We had four and a bit minutes, according to our researchers, before it hit the tarmac after a wide circle over the McDonnel Ranges (Yiperinya) and back towards us.

"LETS GO."  And we went.  Across the rutted flintstone and sandy gullies.  Dodging the desert bushes.  Sweat streamed into my eyes.  Arse over turkey at the half way mark.  Up again, cursing our stupidity.  The guard at the station waggon saw us coming, waved his arms and yelled something incomprehensible, ran towards us then made his blue.  He ran back to his motor and roared off to pick up his mates.  Maybe he thought the odds too great with four crazy, yelling, stumbling lunatics getting closer.

We hit the runway almost together.

I looked up and tried to see through the blinding sweat and haze.  There was the monstrosity.  It had turned and was coming back to land.  Huge,  it's roar getting louder.

On the bikes we headed towards it.  It towards us. Start praying for us,  Brother Dennis.

◆ TASK 1
In the runway story, how long did the researchers say the group had before the aircraft hit the tarmac?
◆ TASK 2
Please copy a passage from the runway story word for word, beginning at the words "We had four" and stopping after "back towards us.".
◆ TASK 3
Extend the runway story, starting right after its last sentence.

◆ RECORD SET
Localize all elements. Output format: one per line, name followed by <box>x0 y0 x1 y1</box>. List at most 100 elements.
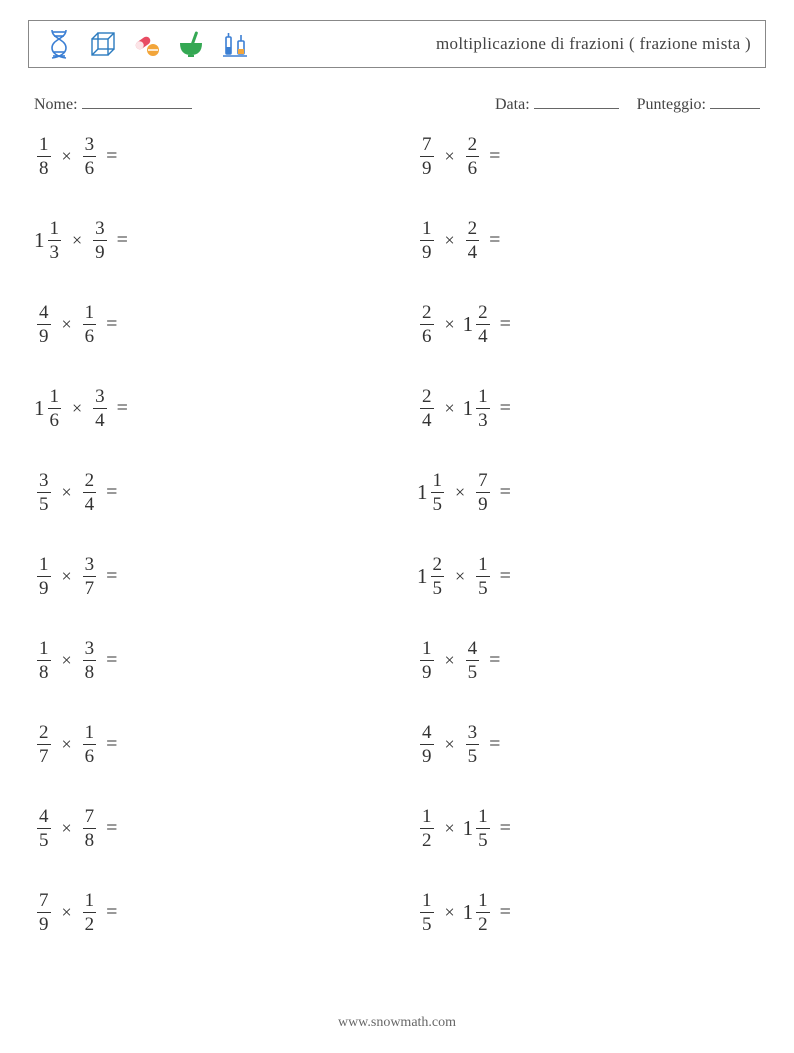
fraction-b: 38 <box>83 639 97 682</box>
denominator: 4 <box>83 492 97 514</box>
numerator: 3 <box>37 471 51 492</box>
denominator: 9 <box>37 912 51 934</box>
name-blank[interactable] <box>82 94 192 109</box>
numerator: 1 <box>420 219 434 240</box>
fraction-a: 18 <box>37 639 51 682</box>
times-symbol: × <box>445 398 455 419</box>
numerator: 2 <box>466 135 480 156</box>
numerator: 2 <box>466 219 480 240</box>
mixed-whole-b: 1 <box>463 816 474 841</box>
times-symbol: × <box>72 230 82 251</box>
fraction-b: 26 <box>466 135 480 178</box>
equals-symbol: = <box>106 817 117 840</box>
fraction-b: 12 <box>83 891 97 934</box>
numerator: 2 <box>37 723 51 744</box>
fraction-b: 35 <box>466 723 480 766</box>
numerator: 2 <box>476 303 490 324</box>
fraction-a: 35 <box>37 471 51 514</box>
mixed-whole-a: 1 <box>34 228 45 253</box>
numerator: 1 <box>48 219 62 240</box>
numerator: 1 <box>37 639 51 660</box>
fraction-b: 24 <box>83 471 97 514</box>
numerator: 2 <box>420 387 434 408</box>
denominator: 5 <box>476 828 490 850</box>
fraction-a: 18 <box>37 135 51 178</box>
numerator: 1 <box>420 639 434 660</box>
flasks-icon <box>219 28 251 60</box>
problem: 12×115= <box>417 804 760 852</box>
times-symbol: × <box>445 146 455 167</box>
numerator: 1 <box>476 387 490 408</box>
info-row: Nome: Data: Punteggio: <box>34 94 760 114</box>
denominator: 5 <box>37 492 51 514</box>
numerator: 1 <box>476 891 490 912</box>
numerator: 1 <box>48 387 62 408</box>
fraction-b: 15 <box>476 807 490 850</box>
header-icons <box>43 28 251 60</box>
mixed-whole-b: 1 <box>463 312 474 337</box>
score-blank[interactable] <box>710 94 760 109</box>
denominator: 9 <box>420 660 434 682</box>
denominator: 4 <box>420 408 434 430</box>
fraction-a: 45 <box>37 807 51 850</box>
times-symbol: × <box>62 650 72 671</box>
name-label: Nome: <box>34 96 78 114</box>
fraction-a: 19 <box>37 555 51 598</box>
fraction-b: 45 <box>466 639 480 682</box>
equals-symbol: = <box>500 817 511 840</box>
equals-symbol: = <box>489 649 500 672</box>
problem: 27×16= <box>34 720 377 768</box>
denominator: 7 <box>37 744 51 766</box>
problems-grid: 18×36=79×26=113×39=19×24=49×16=26×124=11… <box>34 132 760 936</box>
denominator: 5 <box>431 576 445 598</box>
times-symbol: × <box>62 566 72 587</box>
denominator: 9 <box>420 240 434 262</box>
fraction-a: 24 <box>420 387 434 430</box>
problem: 115×79= <box>417 468 760 516</box>
denominator: 9 <box>420 156 434 178</box>
name-field: Nome: <box>34 94 192 114</box>
denominator: 5 <box>420 912 434 934</box>
fraction-b: 24 <box>466 219 480 262</box>
fraction-a: 49 <box>420 723 434 766</box>
numerator: 3 <box>93 387 107 408</box>
equals-symbol: = <box>106 313 117 336</box>
denominator: 6 <box>83 324 97 346</box>
fraction-a: 13 <box>48 219 62 262</box>
equals-symbol: = <box>489 229 500 252</box>
equals-symbol: = <box>500 313 511 336</box>
denominator: 4 <box>93 408 107 430</box>
fraction-a: 12 <box>420 807 434 850</box>
denominator: 6 <box>83 744 97 766</box>
date-blank[interactable] <box>534 94 619 109</box>
denominator: 8 <box>37 660 51 682</box>
times-symbol: × <box>62 146 72 167</box>
equals-symbol: = <box>117 397 128 420</box>
mixed-whole-a: 1 <box>34 396 45 421</box>
denominator: 2 <box>83 912 97 934</box>
footer-url: www.snowmath.com <box>0 1015 794 1031</box>
fraction-a: 25 <box>431 555 445 598</box>
mortar-icon <box>175 28 207 60</box>
fraction-b: 16 <box>83 303 97 346</box>
fraction-b: 78 <box>83 807 97 850</box>
equals-symbol: = <box>106 901 117 924</box>
times-symbol: × <box>445 902 455 923</box>
mixed-whole-b: 1 <box>463 396 474 421</box>
numerator: 4 <box>37 807 51 828</box>
denominator: 2 <box>476 912 490 934</box>
equals-symbol: = <box>500 565 511 588</box>
denominator: 2 <box>420 828 434 850</box>
mixed-whole-a: 1 <box>417 480 428 505</box>
fraction-a: 49 <box>37 303 51 346</box>
times-symbol: × <box>62 818 72 839</box>
denominator: 9 <box>476 492 490 514</box>
fraction-a: 79 <box>420 135 434 178</box>
score-label: Punteggio: <box>637 96 706 114</box>
equals-symbol: = <box>489 145 500 168</box>
score-field: Punteggio: <box>637 94 760 114</box>
denominator: 5 <box>431 492 445 514</box>
fraction-a: 26 <box>420 303 434 346</box>
times-symbol: × <box>62 734 72 755</box>
dna-icon <box>43 28 75 60</box>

◆ FINAL RESULT 1
Four and a bit minutes.

◆ FINAL RESULT 2
We had four and a bit minutes, according to our researchers, before it hit the tarmac after a wide circle over the McDonnel Ranges (Yiperinya) and back towards us.

◆ FINAL RESULT 3
Closer came the Galaxy.  Time?  What's time?  An abstract, they say.  Nothing abstract about the enemy as it dipped over and down below the Ranges.  We spread out four abreast a few arms length from each other.

We yelled.  We cheered.  We'd done it.  We'd killed them!

Punching the air with our fists in exultation!  Almost, it seemed, the plane was upon us. It probably wasn't but nothing seemed to matter with our neurons scrambled and adrenalin pouring out of our ears.

What mattered was that it stopped descending, began to lift. Its engines on full throttle it screamed overhead, turned Westward then North and disappeared back over the Ranges. Landing aborted! Bikes had defeated their technology!

Looking back, the security mob were on our hammer. I was dimly aware Gabriel had disappeared. They'd got him half way down the runway.  Ahead the tarmac swarmed with vehicles - the coppers, the security, the CIA.  Bob did a wheely as the security waggon pulled alongside.  They stopped and came at me. I dodged and whipped around the back of their car.  Bob took off and I followed.  A copper jumped out of his car to grab Boughton.  Again we took off and he had to race back to his vehicle.  This kept being repeated, one way or another.  No wonder they had the shits with us back at the lock-up.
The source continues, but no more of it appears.